Do this
Your task is to quote the material that follows, in full and exactly.

Raw data

====

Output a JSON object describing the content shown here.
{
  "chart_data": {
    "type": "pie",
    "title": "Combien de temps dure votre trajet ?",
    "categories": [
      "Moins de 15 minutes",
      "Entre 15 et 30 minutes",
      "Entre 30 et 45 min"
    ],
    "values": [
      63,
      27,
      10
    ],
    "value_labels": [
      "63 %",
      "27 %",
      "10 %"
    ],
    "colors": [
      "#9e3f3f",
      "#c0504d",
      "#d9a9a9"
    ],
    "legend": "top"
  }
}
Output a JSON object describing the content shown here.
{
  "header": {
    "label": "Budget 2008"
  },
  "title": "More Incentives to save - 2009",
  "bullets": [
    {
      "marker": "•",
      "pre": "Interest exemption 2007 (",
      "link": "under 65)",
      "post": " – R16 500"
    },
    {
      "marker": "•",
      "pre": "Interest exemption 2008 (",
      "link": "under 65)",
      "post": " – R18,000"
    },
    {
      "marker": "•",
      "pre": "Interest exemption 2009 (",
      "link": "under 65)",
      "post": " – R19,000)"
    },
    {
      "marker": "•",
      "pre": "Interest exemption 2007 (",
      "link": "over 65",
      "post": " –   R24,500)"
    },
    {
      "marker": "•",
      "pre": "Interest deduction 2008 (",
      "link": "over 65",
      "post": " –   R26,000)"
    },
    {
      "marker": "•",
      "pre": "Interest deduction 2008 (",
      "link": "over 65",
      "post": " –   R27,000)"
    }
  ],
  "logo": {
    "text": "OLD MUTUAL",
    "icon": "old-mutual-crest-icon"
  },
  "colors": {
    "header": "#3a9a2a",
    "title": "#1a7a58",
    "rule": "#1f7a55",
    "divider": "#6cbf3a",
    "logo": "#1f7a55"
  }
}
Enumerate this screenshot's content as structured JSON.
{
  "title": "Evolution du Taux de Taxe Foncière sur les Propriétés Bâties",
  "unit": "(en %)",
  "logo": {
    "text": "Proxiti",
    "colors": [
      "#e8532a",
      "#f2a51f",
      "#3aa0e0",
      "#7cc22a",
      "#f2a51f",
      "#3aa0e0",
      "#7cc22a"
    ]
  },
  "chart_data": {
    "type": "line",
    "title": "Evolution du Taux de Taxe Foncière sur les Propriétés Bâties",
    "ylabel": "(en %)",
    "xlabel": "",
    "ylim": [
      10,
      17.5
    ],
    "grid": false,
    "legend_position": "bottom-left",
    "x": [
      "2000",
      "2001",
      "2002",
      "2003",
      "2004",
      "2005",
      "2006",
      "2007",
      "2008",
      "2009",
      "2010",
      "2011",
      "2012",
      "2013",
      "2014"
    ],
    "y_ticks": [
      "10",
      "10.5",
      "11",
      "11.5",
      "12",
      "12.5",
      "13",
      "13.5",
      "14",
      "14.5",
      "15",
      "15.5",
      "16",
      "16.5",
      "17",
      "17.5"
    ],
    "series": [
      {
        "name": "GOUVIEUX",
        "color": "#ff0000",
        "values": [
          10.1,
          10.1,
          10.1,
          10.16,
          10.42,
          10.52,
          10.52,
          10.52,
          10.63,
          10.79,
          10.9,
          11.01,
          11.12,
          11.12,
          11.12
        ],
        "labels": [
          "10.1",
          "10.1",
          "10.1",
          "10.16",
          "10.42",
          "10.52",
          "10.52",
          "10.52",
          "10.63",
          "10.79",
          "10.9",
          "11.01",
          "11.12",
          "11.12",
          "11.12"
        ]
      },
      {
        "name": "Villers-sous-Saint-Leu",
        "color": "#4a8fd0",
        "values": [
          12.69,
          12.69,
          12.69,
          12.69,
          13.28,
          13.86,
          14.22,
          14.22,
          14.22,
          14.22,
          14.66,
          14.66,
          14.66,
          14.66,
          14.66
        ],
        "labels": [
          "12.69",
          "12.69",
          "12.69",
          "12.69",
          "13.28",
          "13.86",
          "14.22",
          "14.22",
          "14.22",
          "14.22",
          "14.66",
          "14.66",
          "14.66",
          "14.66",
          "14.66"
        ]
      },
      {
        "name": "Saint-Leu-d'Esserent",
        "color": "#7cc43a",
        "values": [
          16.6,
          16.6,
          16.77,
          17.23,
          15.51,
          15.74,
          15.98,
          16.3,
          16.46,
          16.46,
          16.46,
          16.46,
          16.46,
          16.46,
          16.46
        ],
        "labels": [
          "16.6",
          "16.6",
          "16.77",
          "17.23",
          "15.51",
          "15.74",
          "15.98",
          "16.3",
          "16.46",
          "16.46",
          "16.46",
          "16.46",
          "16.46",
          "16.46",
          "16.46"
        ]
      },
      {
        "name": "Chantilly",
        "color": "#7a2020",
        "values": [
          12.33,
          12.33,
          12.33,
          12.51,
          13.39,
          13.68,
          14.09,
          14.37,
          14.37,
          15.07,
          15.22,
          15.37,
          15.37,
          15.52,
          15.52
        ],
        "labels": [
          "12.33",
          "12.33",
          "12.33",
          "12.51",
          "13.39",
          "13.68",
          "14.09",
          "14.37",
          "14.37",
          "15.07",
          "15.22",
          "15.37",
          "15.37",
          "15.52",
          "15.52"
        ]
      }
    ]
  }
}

====

Answer for this exercise
Output a JSON object describing the content shown here.
{
  "chart_data": {
    "type": "pie",
    "title": "Combien de temps dure votre trajet ?",
    "categories": [
      "Moins de 15 minutes",
      "Entre 15 et 30 minutes",
      "Entre 30 et 45 min"
    ],
    "values": [
      63,
      27,
      10
    ],
    "value_labels": [
      "63 %",
      "27 %",
      "10 %"
    ],
    "colors": [
      "#9e3f3f",
      "#c0504d",
      "#d9a9a9"
    ],
    "legend": "top"
  }
}
Output a JSON object describing the content shown here.
{
  "header": {
    "label": "Budget 2008"
  },
  "title": "More Incentives to save - 2009",
  "bullets": [
    {
      "marker": "•",
      "pre": "Interest exemption 2007 (",
      "link": "under 65)",
      "post": " – R16 500"
    },
    {
      "marker": "•",
      "pre": "Interest exemption 2008 (",
      "link": "under 65)",
      "post": " – R18,000"
    },
    {
      "marker": "•",
      "pre": "Interest exemption 2009 (",
      "link": "under 65)",
      "post": " – R19,000)"
    },
    {
      "marker": "•",
      "pre": "Interest exemption 2007 (",
      "link": "over 65",
      "post": " –   R24,500)"
    },
    {
      "marker": "•",
      "pre": "Interest deduction 2008 (",
      "link": "over 65",
      "post": " –   R26,000)"
    },
    {
      "marker": "•",
      "pre": "Interest deduction 2008 (",
      "link": "over 65",
      "post": " –   R27,000)"
    }
  ],
  "logo": {
    "text": "OLD MUTUAL",
    "icon": "old-mutual-crest-icon"
  },
  "colors": {
    "header": "#3a9a2a",
    "title": "#1a7a58",
    "rule": "#1f7a55",
    "divider": "#6cbf3a",
    "logo": "#1f7a55"
  }
}
Enumerate this screenshot's content as structured JSON.
{
  "title": "Evolution du Taux de Taxe Foncière sur les Propriétés Bâties",
  "unit": "(en %)",
  "logo": {
    "text": "Proxiti",
    "colors": [
      "#e8532a",
      "#f2a51f",
      "#3aa0e0",
      "#7cc22a",
      "#f2a51f",
      "#3aa0e0",
      "#7cc22a"
    ]
  },
  "chart_data": {
    "type": "line",
    "title": "Evolution du Taux de Taxe Foncière sur les Propriétés Bâties",
    "ylabel": "(en %)",
    "xlabel": "",
    "ylim": [
      10,
      17.5
    ],
    "grid": false,
    "legend_position": "bottom-left",
    "x": [
      "2000",
      "2001",
      "2002",
      "2003",
      "2004",
      "2005",
      "2006",
      "2007",
      "2008",
      "2009",
      "2010",
      "2011",
      "2012",
      "2013",
      "2014"
    ],
    "y_ticks": [
      "10",
      "10.5",
      "11",
      "11.5",
      "12",
      "12.5",
      "13",
      "13.5",
      "14",
      "14.5",
      "15",
      "15.5",
      "16",
      "16.5",
      "17",
      "17.5"
    ],
    "series": [
      {
        "name": "GOUVIEUX",
        "color": "#ff0000",
        "values": [
          10.1,
          10.1,
          10.1,
          10.16,
          10.42,
          10.52,
          10.52,
          10.52,
          10.63,
          10.79,
          10.9,
          11.01,
          11.12,
          11.12,
          11.12
        ],
        "labels": [
          "10.1",
          "10.1",
          "10.1",
          "10.16",
          "10.42",
          "10.52",
          "10.52",
          "10.52",
          "10.63",
          "10.79",
          "10.9",
          "11.01",
          "11.12",
          "11.12",
          "11.12"
        ]
      },
      {
        "name": "Villers-sous-Saint-Leu",
        "color": "#4a8fd0",
        "values": [
          12.69,
          12.69,
          12.69,
          12.69,
          13.28,
          13.86,
          14.22,
          14.22,
          14.22,
          14.22,
          14.66,
          14.66,
          14.66,
          14.66,
          14.66
        ],
        "labels": [
          "12.69",
          "12.69",
          "12.69",
          "12.69",
          "13.28",
          "13.86",
          "14.22",
          "14.22",
          "14.22",
          "14.22",
          "14.66",
          "14.66",
          "14.66",
          "14.66",
          "14.66"
        ]
      },
      {
        "name": "Saint-Leu-d'Esserent",
        "color": "#7cc43a",
        "values": [
          16.6,
          16.6,
          16.77,
          17.23,
          15.51,
          15.74,
          15.98,
          16.3,
          16.46,
          16.46,
          16.46,
          16.46,
          16.46,
          16.46,
          16.46
        ],
        "labels": [
          "16.6",
          "16.6",
          "16.77",
          "17.23",
          "15.51",
          "15.74",
          "15.98",
          "16.3",
          "16.46",
          "16.46",
          "16.46",
          "16.46",
          "16.46",
          "16.46",
          "16.46"
        ]
      },
      {
        "name": "Chantilly",
        "color": "#7a2020",
        "values": [
          12.33,
          12.33,
          12.33,
          12.51,
          13.39,
          13.68,
          14.09,
          14.37,
          14.37,
          15.07,
          15.22,
          15.37,
          15.37,
          15.52,
          15.52
        ],
        "labels": [
          "12.33",
          "12.33",
          "12.33",
          "12.51",
          "13.39",
          "13.68",
          "14.09",
          "14.37",
          "14.37",
          "15.07",
          "15.22",
          "15.37",
          "15.37",
          "15.52",
          "15.52"
        ]
      }
    ]
  }
}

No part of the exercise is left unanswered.